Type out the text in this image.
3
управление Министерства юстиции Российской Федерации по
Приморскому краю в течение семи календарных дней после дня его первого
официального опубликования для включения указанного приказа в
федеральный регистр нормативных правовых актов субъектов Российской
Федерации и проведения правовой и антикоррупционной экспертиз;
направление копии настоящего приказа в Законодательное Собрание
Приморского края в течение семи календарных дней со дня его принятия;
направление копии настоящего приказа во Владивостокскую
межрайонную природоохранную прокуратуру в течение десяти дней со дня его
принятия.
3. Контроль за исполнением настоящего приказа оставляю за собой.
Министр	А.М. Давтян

Stated goal
Find the word "направление" in the material, then list each line that holds it.

Worked solution
направление копии настоящего приказа в Законодательное Собрание
направление копии настоящего приказа во Владивостокскую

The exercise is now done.